● **Exercise directions**
Count every line that holds the string "Узбекистан", and report the number alone.

### Material for this exercise

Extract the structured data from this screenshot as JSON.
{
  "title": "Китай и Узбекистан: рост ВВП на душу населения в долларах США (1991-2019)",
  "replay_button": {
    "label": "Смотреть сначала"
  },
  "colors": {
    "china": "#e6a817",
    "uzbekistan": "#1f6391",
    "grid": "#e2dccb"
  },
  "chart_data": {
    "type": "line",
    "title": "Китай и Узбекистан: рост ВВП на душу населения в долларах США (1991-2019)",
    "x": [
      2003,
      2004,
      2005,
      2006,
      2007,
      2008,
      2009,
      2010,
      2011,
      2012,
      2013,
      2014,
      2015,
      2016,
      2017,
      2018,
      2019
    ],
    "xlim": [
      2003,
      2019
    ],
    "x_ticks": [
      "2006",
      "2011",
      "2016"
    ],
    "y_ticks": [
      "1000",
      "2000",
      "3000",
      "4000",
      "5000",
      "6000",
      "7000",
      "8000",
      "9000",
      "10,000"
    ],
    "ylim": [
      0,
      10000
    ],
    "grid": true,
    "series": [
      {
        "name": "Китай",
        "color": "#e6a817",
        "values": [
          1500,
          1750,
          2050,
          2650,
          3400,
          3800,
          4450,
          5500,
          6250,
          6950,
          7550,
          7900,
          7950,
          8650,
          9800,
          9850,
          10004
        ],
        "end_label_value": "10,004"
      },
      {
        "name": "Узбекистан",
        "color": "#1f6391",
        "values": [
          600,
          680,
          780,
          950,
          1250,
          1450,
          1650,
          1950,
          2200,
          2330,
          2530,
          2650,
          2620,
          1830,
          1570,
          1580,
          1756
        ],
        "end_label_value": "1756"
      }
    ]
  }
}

######
### Material for this exercise

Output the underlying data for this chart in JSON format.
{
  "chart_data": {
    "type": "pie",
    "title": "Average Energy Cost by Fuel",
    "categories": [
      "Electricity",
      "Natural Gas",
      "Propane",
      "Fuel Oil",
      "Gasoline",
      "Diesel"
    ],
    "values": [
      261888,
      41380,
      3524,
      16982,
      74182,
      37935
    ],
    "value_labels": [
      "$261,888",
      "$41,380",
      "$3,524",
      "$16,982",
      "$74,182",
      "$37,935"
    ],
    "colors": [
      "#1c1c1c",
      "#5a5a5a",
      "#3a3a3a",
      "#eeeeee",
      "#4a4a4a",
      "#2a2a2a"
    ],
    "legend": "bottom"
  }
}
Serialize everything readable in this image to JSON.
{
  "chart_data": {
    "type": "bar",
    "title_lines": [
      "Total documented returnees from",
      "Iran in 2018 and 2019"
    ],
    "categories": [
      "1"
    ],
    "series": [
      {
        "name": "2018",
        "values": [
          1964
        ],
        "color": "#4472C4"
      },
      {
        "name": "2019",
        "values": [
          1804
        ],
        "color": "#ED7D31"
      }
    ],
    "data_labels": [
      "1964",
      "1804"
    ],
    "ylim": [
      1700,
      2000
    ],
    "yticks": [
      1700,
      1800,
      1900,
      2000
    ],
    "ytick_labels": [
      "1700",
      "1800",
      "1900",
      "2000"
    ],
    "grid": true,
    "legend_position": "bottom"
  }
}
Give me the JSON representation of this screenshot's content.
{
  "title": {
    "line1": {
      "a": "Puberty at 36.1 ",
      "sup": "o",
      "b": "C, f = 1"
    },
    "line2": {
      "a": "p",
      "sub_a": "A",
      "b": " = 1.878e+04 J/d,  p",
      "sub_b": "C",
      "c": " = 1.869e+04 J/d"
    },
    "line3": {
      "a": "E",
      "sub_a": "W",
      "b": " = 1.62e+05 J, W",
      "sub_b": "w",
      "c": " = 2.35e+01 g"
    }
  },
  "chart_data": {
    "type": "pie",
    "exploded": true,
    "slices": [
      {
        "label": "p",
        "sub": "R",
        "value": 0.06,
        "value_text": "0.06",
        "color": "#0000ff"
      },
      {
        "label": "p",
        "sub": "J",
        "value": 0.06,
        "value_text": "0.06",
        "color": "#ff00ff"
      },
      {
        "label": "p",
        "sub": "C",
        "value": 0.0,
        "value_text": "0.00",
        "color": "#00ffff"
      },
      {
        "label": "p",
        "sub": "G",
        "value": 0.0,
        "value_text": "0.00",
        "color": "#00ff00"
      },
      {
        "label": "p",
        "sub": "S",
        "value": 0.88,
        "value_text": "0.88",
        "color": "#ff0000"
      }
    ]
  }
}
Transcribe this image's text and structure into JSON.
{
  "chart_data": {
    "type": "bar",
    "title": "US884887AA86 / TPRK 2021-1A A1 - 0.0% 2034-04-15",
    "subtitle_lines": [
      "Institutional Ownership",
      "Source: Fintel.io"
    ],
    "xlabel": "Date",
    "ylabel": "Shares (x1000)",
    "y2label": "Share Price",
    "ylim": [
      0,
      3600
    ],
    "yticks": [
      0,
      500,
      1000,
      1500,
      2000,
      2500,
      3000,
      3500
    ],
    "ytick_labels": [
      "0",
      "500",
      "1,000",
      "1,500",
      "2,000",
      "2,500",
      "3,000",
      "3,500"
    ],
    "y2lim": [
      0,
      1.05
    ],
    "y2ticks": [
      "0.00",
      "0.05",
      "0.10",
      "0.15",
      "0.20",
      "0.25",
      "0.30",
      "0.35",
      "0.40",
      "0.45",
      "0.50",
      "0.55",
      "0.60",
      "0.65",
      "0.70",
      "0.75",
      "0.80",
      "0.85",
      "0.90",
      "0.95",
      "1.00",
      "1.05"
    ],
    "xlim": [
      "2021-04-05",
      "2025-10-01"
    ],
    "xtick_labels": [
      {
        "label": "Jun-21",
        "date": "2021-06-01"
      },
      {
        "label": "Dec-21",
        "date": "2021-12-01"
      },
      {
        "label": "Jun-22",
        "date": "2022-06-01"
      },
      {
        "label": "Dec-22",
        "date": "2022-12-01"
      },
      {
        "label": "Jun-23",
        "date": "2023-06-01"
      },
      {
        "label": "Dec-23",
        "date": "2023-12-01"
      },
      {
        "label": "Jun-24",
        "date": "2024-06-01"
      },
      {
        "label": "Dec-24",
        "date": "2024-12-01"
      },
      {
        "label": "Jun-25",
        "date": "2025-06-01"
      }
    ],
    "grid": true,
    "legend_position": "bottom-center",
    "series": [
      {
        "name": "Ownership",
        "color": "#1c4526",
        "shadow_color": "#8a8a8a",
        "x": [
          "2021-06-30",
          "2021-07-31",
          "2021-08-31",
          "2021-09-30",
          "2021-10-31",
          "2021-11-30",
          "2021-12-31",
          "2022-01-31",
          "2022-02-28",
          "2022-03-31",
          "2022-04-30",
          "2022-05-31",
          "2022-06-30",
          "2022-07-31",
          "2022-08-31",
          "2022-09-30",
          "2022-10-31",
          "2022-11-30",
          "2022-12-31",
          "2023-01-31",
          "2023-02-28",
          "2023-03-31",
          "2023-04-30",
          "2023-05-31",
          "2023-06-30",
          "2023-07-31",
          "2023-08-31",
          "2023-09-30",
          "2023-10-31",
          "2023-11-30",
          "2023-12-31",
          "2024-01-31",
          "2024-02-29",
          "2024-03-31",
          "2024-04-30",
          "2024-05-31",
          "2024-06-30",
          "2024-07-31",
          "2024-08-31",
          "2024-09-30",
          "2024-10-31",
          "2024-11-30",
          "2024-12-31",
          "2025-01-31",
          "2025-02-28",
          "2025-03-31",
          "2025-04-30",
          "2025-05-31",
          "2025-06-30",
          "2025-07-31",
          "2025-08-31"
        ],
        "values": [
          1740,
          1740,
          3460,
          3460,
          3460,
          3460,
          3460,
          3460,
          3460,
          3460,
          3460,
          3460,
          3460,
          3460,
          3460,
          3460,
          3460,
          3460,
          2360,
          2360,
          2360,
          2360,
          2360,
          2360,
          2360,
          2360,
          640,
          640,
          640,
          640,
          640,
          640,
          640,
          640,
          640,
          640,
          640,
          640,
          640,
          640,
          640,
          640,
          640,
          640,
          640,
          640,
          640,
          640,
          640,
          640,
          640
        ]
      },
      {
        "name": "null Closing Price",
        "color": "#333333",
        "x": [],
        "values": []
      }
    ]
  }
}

######

● **Reply**
3